Check each line of the data below for the word "name", then extract the ones that have it.

ENTRIES SUPPLIED

= = = = =

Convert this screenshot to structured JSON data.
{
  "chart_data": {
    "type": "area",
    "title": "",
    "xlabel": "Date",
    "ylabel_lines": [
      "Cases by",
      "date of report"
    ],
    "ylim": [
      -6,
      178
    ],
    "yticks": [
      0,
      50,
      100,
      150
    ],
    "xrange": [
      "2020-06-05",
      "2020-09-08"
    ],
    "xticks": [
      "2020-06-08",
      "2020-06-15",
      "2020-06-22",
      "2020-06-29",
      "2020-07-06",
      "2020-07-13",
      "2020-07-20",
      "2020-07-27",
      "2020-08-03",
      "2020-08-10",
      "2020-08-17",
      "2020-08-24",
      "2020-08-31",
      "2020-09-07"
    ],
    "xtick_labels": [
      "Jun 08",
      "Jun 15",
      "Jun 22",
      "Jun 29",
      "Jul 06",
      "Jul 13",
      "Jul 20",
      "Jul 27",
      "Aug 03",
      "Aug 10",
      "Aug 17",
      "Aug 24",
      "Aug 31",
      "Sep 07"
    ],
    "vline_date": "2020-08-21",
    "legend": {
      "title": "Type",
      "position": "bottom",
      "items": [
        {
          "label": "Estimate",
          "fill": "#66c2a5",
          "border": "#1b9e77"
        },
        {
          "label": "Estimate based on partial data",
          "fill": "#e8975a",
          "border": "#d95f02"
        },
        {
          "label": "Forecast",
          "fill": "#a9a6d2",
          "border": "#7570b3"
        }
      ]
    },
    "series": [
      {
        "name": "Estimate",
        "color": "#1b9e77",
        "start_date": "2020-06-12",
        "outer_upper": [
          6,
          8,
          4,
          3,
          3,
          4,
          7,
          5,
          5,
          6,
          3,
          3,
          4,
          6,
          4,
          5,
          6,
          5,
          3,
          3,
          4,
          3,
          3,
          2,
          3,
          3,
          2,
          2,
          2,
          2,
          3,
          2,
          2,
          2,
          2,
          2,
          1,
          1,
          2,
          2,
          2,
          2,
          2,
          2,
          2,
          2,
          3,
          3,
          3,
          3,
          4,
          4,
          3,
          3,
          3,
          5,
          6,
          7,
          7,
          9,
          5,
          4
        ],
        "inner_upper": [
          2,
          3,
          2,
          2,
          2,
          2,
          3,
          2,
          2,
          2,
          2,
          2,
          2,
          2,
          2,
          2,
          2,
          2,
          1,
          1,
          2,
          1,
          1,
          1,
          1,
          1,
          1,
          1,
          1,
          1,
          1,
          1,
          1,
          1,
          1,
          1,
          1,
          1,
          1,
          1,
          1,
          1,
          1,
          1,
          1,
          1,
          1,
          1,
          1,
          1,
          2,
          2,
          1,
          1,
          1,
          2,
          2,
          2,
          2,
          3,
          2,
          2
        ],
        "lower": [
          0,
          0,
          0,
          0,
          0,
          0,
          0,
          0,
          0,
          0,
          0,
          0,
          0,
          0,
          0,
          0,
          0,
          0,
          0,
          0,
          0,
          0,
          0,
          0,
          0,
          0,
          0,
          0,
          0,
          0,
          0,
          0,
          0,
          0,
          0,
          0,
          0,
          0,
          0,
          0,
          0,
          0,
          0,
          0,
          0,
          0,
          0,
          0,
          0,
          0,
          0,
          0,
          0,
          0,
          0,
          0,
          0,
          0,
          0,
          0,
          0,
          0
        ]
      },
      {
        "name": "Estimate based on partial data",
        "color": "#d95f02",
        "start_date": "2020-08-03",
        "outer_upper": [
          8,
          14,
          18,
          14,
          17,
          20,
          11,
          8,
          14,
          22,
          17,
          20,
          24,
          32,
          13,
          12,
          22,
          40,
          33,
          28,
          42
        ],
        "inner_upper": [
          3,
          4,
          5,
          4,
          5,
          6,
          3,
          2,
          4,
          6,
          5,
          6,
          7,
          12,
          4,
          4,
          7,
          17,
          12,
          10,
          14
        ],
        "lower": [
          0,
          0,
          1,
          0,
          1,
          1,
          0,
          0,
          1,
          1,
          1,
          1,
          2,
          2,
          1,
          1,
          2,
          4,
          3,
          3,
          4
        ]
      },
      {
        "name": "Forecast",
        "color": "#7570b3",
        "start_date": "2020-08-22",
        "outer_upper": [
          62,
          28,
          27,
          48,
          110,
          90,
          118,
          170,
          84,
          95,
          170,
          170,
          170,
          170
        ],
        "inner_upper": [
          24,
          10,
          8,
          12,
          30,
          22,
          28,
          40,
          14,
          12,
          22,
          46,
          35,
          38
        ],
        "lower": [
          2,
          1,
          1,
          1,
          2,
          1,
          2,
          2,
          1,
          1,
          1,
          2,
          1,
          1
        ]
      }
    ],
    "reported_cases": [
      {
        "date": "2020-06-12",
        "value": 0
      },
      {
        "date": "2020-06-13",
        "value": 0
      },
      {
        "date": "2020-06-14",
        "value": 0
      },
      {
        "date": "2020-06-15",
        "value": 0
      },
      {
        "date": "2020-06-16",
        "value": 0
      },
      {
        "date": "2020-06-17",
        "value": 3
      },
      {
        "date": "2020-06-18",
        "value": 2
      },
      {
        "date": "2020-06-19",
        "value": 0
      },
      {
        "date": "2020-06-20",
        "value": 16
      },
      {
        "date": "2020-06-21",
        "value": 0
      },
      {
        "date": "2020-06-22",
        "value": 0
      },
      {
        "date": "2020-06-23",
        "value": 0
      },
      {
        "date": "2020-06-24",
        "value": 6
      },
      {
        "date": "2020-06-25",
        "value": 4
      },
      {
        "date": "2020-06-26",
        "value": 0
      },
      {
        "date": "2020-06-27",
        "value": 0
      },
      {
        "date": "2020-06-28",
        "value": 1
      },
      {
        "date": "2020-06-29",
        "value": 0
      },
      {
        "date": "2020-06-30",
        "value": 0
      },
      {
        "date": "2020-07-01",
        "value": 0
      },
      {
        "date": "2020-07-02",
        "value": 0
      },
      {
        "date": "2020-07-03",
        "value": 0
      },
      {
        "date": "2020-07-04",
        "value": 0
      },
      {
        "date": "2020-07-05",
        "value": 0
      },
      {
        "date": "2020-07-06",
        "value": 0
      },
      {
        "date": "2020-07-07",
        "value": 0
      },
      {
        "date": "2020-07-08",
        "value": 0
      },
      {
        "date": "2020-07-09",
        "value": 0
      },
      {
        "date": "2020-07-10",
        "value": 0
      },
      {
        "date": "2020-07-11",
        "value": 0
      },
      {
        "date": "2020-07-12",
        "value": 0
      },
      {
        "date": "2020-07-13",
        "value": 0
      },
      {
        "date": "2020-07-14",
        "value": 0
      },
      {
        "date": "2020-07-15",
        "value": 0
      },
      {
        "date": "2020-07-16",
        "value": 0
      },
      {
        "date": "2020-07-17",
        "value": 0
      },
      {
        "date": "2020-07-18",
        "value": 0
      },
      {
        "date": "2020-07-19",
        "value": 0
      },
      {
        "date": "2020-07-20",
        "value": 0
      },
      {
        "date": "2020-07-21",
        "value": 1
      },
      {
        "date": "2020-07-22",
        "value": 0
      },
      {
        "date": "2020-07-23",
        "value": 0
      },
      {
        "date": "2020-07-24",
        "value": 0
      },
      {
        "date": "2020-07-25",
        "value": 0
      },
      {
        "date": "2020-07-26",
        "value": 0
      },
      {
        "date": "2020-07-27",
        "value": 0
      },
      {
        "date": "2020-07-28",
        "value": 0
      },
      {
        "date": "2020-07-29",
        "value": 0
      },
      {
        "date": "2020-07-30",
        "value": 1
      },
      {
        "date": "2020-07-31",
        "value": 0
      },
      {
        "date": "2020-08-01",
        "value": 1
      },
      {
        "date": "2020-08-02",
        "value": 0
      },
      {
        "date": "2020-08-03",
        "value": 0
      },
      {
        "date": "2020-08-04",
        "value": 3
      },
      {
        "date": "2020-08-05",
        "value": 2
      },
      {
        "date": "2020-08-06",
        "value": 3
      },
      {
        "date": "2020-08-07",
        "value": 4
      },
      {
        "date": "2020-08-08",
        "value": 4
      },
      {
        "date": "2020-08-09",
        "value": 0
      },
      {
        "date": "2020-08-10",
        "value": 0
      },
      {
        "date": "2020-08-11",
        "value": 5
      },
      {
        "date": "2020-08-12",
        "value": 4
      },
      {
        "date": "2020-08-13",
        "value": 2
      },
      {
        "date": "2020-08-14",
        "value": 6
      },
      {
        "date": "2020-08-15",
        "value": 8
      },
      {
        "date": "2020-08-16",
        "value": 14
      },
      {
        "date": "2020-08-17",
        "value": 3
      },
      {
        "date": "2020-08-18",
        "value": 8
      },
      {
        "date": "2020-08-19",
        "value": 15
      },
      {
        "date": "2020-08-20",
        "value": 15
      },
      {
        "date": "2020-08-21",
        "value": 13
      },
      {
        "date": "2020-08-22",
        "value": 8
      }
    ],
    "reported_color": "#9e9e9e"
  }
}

= = = = =

RESPONSE
        "name": "Estimate",
        "name": "Estimate based on partial data",
        "name": "Forecast",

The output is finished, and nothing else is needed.